◆ REQUIREMENTS ◆
Work out how many lines of the data hold the string "lifts", and reply with that number alone.

◆ MATERIAL PROVIDED ◆
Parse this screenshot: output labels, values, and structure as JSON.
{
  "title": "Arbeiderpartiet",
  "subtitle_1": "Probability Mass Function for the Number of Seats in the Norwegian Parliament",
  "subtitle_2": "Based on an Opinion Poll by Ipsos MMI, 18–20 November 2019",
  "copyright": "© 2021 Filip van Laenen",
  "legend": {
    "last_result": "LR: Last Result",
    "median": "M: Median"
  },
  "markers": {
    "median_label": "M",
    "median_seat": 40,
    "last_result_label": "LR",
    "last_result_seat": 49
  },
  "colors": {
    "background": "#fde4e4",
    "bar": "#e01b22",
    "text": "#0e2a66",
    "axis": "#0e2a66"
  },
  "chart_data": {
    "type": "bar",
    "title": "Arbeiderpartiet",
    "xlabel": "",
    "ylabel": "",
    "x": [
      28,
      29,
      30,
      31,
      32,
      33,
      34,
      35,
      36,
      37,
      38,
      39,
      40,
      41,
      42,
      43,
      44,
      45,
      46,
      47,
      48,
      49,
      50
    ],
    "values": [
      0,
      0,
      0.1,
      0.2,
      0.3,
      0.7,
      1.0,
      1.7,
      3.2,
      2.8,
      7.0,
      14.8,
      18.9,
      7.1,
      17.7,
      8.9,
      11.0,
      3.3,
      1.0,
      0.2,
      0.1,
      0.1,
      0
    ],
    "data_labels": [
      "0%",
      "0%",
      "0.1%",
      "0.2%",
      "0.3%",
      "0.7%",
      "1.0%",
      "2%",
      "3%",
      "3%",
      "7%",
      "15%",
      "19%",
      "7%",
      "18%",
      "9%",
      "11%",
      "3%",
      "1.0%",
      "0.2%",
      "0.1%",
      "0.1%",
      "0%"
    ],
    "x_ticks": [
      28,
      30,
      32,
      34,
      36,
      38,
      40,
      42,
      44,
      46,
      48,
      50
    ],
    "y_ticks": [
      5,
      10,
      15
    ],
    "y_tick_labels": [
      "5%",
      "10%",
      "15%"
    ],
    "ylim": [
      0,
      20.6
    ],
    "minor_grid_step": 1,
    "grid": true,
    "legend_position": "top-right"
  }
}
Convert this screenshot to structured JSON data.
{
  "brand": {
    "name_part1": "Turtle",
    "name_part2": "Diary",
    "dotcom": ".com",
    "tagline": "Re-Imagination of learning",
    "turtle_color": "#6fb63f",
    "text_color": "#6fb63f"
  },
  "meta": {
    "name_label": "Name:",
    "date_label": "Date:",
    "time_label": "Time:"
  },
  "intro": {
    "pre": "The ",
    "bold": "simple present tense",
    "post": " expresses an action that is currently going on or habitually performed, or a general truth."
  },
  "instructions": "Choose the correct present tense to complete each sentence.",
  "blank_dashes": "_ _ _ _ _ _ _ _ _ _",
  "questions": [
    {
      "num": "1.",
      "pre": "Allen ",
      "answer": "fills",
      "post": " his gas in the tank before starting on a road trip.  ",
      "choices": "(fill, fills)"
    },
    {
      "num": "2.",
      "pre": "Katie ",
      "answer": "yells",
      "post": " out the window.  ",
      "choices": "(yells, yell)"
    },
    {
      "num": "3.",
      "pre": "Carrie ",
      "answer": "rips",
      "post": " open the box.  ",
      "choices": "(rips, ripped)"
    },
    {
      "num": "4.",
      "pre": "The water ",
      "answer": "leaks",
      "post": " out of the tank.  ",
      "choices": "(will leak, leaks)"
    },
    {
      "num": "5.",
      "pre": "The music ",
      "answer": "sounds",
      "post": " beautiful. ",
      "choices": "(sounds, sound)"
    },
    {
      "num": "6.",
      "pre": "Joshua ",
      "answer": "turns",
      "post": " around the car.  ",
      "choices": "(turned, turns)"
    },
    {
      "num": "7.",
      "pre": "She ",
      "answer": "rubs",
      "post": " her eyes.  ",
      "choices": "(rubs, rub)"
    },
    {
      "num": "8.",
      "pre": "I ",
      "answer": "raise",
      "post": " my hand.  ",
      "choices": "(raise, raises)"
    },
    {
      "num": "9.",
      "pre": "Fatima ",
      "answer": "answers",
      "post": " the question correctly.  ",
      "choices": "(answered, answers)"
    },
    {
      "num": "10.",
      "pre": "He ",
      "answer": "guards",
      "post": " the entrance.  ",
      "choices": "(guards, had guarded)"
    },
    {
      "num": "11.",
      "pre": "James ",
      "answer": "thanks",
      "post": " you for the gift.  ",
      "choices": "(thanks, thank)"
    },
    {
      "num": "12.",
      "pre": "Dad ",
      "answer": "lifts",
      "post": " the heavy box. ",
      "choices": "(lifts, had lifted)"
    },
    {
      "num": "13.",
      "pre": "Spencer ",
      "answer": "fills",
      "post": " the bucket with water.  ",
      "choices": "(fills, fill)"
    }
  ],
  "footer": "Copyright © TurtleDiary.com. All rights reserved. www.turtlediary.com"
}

◆ ANSWER TO THIS EXERCISE ◆
2